§ **AIM**
All of the data below should be written out exactly.

§ **DATASET**
════════════════════
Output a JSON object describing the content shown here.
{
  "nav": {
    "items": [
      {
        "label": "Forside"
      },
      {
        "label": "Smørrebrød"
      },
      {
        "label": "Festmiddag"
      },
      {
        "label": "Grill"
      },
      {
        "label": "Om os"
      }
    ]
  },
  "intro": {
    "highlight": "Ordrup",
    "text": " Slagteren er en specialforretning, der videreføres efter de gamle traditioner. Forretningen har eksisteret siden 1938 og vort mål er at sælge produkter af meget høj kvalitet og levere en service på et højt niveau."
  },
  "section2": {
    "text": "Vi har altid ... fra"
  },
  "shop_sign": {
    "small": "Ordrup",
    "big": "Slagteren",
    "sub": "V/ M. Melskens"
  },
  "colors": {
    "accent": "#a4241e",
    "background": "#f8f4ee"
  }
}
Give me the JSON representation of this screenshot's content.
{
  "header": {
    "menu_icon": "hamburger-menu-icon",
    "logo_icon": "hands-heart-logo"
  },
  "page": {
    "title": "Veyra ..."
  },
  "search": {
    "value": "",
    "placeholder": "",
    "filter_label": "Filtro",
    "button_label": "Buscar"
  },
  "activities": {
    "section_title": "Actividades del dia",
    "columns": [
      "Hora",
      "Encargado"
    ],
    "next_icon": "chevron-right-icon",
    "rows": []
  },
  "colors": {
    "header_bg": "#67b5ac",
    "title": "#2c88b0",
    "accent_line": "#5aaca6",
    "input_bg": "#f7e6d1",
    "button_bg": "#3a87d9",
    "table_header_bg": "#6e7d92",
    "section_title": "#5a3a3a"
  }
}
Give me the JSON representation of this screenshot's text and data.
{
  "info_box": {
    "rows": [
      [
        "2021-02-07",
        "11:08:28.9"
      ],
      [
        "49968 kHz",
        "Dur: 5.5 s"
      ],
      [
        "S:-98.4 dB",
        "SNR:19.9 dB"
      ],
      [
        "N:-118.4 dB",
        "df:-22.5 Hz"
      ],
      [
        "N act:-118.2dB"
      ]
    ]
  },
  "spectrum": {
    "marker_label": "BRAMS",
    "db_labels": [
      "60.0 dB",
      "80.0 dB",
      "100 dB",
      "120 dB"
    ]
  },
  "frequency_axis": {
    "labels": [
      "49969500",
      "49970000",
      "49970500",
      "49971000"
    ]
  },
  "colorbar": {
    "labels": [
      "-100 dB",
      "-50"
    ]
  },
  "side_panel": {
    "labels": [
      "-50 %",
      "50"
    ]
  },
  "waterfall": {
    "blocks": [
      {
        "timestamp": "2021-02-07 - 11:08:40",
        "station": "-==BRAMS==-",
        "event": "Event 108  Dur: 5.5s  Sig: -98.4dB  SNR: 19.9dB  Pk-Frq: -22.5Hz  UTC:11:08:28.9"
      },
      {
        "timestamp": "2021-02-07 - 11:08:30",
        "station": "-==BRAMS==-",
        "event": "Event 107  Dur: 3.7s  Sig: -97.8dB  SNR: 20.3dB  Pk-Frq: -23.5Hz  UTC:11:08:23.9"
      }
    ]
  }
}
════════════════════
§ **OUTPUT OF THE TASK**
Output a JSON object describing the content shown here.
{
  "nav": {
    "items": [
      {
        "label": "Forside"
      },
      {
        "label": "Smørrebrød"
      },
      {
        "label": "Festmiddag"
      },
      {
        "label": "Grill"
      },
      {
        "label": "Om os"
      }
    ]
  },
  "intro": {
    "highlight": "Ordrup",
    "text": " Slagteren er en specialforretning, der videreføres efter de gamle traditioner. Forretningen har eksisteret siden 1938 og vort mål er at sælge produkter af meget høj kvalitet og levere en service på et højt niveau."
  },
  "section2": {
    "text": "Vi har altid ... fra"
  },
  "shop_sign": {
    "small": "Ordrup",
    "big": "Slagteren",
    "sub": "V/ M. Melskens"
  },
  "colors": {
    "accent": "#a4241e",
    "background": "#f8f4ee"
  }
}
Give me the JSON representation of this screenshot's content.
{
  "header": {
    "menu_icon": "hamburger-menu-icon",
    "logo_icon": "hands-heart-logo"
  },
  "page": {
    "title": "Veyra ..."
  },
  "search": {
    "value": "",
    "placeholder": "",
    "filter_label": "Filtro",
    "button_label": "Buscar"
  },
  "activities": {
    "section_title": "Actividades del dia",
    "columns": [
      "Hora",
      "Encargado"
    ],
    "next_icon": "chevron-right-icon",
    "rows": []
  },
  "colors": {
    "header_bg": "#67b5ac",
    "title": "#2c88b0",
    "accent_line": "#5aaca6",
    "input_bg": "#f7e6d1",
    "button_bg": "#3a87d9",
    "table_header_bg": "#6e7d92",
    "section_title": "#5a3a3a"
  }
}
Give me the JSON representation of this screenshot's text and data.
{
  "info_box": {
    "rows": [
      [
        "2021-02-07",
        "11:08:28.9"
      ],
      [
        "49968 kHz",
        "Dur: 5.5 s"
      ],
      [
        "S:-98.4 dB",
        "SNR:19.9 dB"
      ],
      [
        "N:-118.4 dB",
        "df:-22.5 Hz"
      ],
      [
        "N act:-118.2dB"
      ]
    ]
  },
  "spectrum": {
    "marker_label": "BRAMS",
    "db_labels": [
      "60.0 dB",
      "80.0 dB",
      "100 dB",
      "120 dB"
    ]
  },
  "frequency_axis": {
    "labels": [
      "49969500",
      "49970000",
      "49970500",
      "49971000"
    ]
  },
  "colorbar": {
    "labels": [
      "-100 dB",
      "-50"
    ]
  },
  "side_panel": {
    "labels": [
      "-50 %",
      "50"
    ]
  },
  "waterfall": {
    "blocks": [
      {
        "timestamp": "2021-02-07 - 11:08:40",
        "station": "-==BRAMS==-",
        "event": "Event 108  Dur: 5.5s  Sig: -98.4dB  SNR: 19.9dB  Pk-Frq: -22.5Hz  UTC:11:08:28.9"
      },
      {
        "timestamp": "2021-02-07 - 11:08:30",
        "station": "-==BRAMS==-",
        "event": "Event 107  Dur: 3.7s  Sig: -97.8dB  SNR: 20.3dB  Pk-Frq: -23.5Hz  UTC:11:08:23.9"
      }
    ]
  }
}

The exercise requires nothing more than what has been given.